Set down every entry again word for word, please, but skip the pictures.

Collected data entries:
------------

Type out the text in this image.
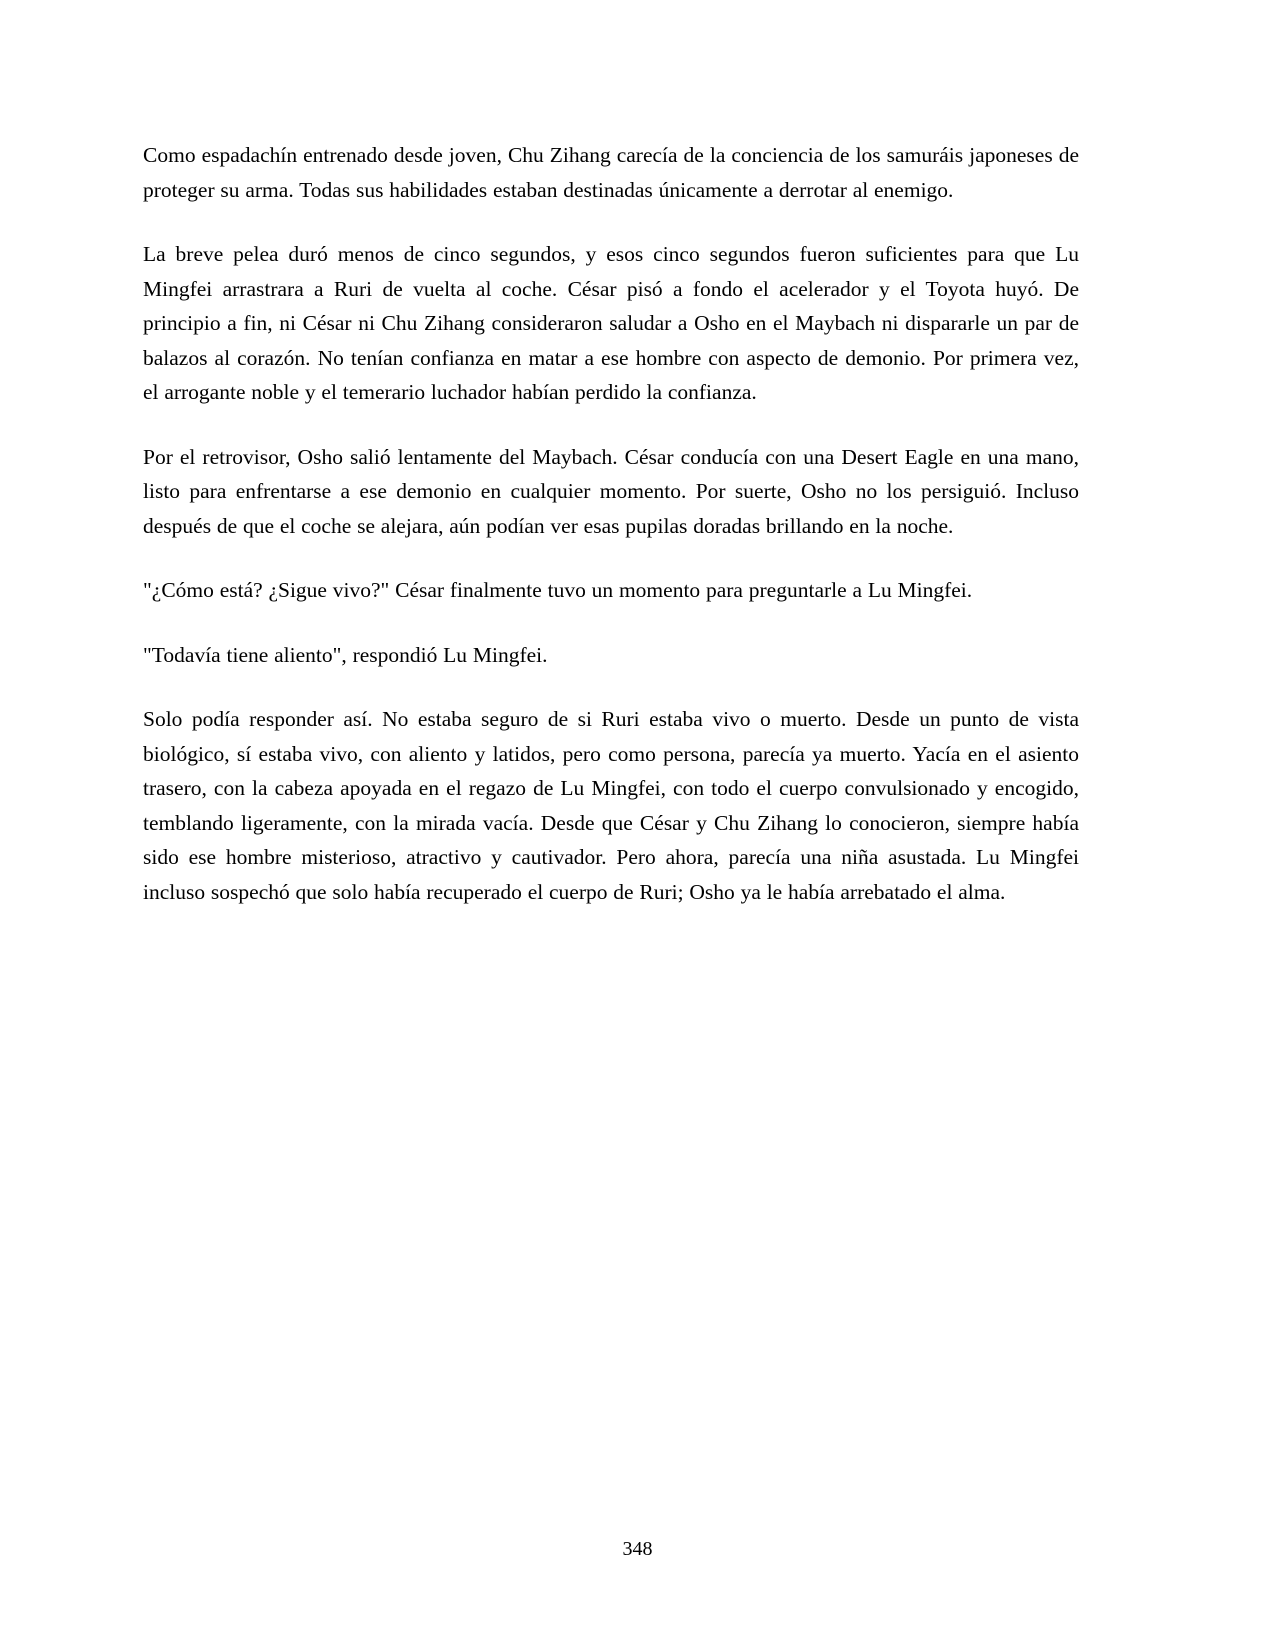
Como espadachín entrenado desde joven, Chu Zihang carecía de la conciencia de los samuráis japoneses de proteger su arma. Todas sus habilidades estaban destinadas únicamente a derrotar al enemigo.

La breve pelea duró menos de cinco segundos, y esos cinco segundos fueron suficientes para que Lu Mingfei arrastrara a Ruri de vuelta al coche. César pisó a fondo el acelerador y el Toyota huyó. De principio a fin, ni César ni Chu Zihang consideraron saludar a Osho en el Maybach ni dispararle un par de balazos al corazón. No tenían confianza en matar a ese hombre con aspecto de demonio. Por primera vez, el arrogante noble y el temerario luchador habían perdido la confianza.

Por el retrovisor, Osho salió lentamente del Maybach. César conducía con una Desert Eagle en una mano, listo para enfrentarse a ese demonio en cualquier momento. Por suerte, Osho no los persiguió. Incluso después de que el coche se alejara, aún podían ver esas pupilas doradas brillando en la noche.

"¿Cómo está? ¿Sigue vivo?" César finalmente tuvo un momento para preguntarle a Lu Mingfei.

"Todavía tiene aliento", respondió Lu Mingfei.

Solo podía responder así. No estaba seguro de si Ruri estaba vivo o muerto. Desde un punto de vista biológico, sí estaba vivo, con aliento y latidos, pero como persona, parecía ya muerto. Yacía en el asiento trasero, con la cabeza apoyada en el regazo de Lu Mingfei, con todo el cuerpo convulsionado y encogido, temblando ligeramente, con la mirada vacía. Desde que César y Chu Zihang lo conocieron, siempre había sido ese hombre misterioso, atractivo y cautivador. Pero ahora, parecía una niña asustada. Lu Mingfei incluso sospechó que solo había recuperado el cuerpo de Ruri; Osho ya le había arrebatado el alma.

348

------------

- **Solution for this exercise**
Type out the text in this image.
Como espadachín entrenado desde joven, Chu Zihang carecía de la conciencia de los samuráis japoneses de proteger su arma. Todas sus habilidades estaban destinadas únicamente a derrotar al enemigo.

La breve pelea duró menos de cinco segundos, y esos cinco segundos fueron suficientes para que Lu Mingfei arrastrara a Ruri de vuelta al coche. César pisó a fondo el acelerador y el Toyota huyó. De principio a fin, ni César ni Chu Zihang consideraron saludar a Osho en el Maybach ni dispararle un par de balazos al corazón. No tenían confianza en matar a ese hombre con aspecto de demonio. Por primera vez, el arrogante noble y el temerario luchador habían perdido la confianza.

Por el retrovisor, Osho salió lentamente del Maybach. César conducía con una Desert Eagle en una mano, listo para enfrentarse a ese demonio en cualquier momento. Por suerte, Osho no los persiguió. Incluso después de que el coche se alejara, aún podían ver esas pupilas doradas brillando en la noche.

"¿Cómo está? ¿Sigue vivo?" César finalmente tuvo un momento para preguntarle a Lu Mingfei.

"Todavía tiene aliento", respondió Lu Mingfei.

Solo podía responder así. No estaba seguro de si Ruri estaba vivo o muerto. Desde un punto de vista biológico, sí estaba vivo, con aliento y latidos, pero como persona, parecía ya muerto. Yacía en el asiento trasero, con la cabeza apoyada en el regazo de Lu Mingfei, con todo el cuerpo convulsionado y encogido, temblando ligeramente, con la mirada vacía. Desde que César y Chu Zihang lo conocieron, siempre había sido ese hombre misterioso, atractivo y cautivador. Pero ahora, parecía una niña asustada. Lu Mingfei incluso sospechó que solo había recuperado el cuerpo de Ruri; Osho ya le había arrebatado el alma.

348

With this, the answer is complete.